→ TASK TO COMPLETE:
Find the number of lines below in which the word "this" appears, and write that number only.

★ ★ ★

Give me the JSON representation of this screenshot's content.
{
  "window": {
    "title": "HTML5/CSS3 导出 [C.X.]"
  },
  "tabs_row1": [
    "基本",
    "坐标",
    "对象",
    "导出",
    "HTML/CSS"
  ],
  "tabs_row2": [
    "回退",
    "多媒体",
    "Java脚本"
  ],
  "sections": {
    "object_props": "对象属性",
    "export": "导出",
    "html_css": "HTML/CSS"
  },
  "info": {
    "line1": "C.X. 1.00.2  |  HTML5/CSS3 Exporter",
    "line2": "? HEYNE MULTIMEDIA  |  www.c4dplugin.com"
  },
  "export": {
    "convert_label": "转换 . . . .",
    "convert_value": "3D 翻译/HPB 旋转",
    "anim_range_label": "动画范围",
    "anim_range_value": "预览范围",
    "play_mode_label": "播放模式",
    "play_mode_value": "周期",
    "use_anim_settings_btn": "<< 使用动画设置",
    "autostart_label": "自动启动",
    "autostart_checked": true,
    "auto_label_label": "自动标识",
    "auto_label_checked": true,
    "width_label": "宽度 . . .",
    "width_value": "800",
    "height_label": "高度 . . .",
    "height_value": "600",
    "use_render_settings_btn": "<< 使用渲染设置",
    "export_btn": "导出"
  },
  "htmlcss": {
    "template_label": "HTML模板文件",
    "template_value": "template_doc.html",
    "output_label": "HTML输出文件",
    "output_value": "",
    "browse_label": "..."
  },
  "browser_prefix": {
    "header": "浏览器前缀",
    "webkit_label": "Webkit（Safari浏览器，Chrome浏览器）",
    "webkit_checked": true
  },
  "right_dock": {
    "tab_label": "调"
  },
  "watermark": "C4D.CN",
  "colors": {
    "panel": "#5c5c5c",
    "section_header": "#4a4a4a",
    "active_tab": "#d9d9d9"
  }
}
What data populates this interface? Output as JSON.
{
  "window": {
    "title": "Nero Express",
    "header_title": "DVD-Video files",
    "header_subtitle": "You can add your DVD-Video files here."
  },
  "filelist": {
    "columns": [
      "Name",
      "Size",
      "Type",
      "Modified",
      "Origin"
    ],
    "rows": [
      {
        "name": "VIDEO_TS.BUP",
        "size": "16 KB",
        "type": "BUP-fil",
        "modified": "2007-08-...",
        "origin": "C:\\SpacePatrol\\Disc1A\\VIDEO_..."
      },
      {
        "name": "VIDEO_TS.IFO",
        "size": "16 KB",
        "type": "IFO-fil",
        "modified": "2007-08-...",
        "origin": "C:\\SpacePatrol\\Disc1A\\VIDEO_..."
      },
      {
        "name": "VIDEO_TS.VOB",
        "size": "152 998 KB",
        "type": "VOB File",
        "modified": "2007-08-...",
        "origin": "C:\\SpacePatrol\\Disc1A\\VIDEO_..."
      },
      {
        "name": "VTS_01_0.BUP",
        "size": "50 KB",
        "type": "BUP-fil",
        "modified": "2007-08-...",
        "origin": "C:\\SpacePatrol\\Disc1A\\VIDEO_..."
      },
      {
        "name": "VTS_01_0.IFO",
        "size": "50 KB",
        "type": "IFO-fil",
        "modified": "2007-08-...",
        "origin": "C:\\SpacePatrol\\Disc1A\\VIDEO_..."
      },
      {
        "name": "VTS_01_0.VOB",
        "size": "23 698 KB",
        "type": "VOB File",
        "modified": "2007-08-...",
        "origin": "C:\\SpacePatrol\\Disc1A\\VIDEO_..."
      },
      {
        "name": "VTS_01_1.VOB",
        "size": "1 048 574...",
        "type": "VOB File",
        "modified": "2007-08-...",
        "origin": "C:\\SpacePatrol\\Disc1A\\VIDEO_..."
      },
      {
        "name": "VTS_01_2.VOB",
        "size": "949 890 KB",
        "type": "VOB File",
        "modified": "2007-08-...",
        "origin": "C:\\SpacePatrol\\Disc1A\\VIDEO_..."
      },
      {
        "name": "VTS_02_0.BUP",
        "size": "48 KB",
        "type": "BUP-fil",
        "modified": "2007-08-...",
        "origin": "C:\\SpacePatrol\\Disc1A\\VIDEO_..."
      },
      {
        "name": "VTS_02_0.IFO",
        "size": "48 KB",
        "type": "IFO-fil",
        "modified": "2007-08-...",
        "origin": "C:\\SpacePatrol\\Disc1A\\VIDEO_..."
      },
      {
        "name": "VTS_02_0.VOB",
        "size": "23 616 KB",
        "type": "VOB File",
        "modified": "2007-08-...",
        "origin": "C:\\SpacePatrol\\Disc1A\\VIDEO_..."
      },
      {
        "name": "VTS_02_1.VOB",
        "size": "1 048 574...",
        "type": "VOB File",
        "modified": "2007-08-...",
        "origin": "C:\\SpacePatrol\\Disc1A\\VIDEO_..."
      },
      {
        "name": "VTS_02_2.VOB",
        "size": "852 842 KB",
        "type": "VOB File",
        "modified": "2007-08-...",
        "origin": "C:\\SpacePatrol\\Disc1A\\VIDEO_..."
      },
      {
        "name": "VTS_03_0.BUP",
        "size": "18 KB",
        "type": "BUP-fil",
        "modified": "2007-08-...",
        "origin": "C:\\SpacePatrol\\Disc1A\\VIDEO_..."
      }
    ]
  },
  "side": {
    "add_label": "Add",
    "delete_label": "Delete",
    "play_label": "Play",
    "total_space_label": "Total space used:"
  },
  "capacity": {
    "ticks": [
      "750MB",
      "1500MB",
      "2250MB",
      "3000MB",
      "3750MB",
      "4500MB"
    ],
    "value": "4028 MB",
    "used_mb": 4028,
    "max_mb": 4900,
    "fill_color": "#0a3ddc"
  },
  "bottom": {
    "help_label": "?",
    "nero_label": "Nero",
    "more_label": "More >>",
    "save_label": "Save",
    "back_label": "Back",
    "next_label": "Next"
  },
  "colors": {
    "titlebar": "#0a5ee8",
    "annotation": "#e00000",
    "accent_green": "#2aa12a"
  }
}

★ ★ ★

→ FINAL RESULT:
2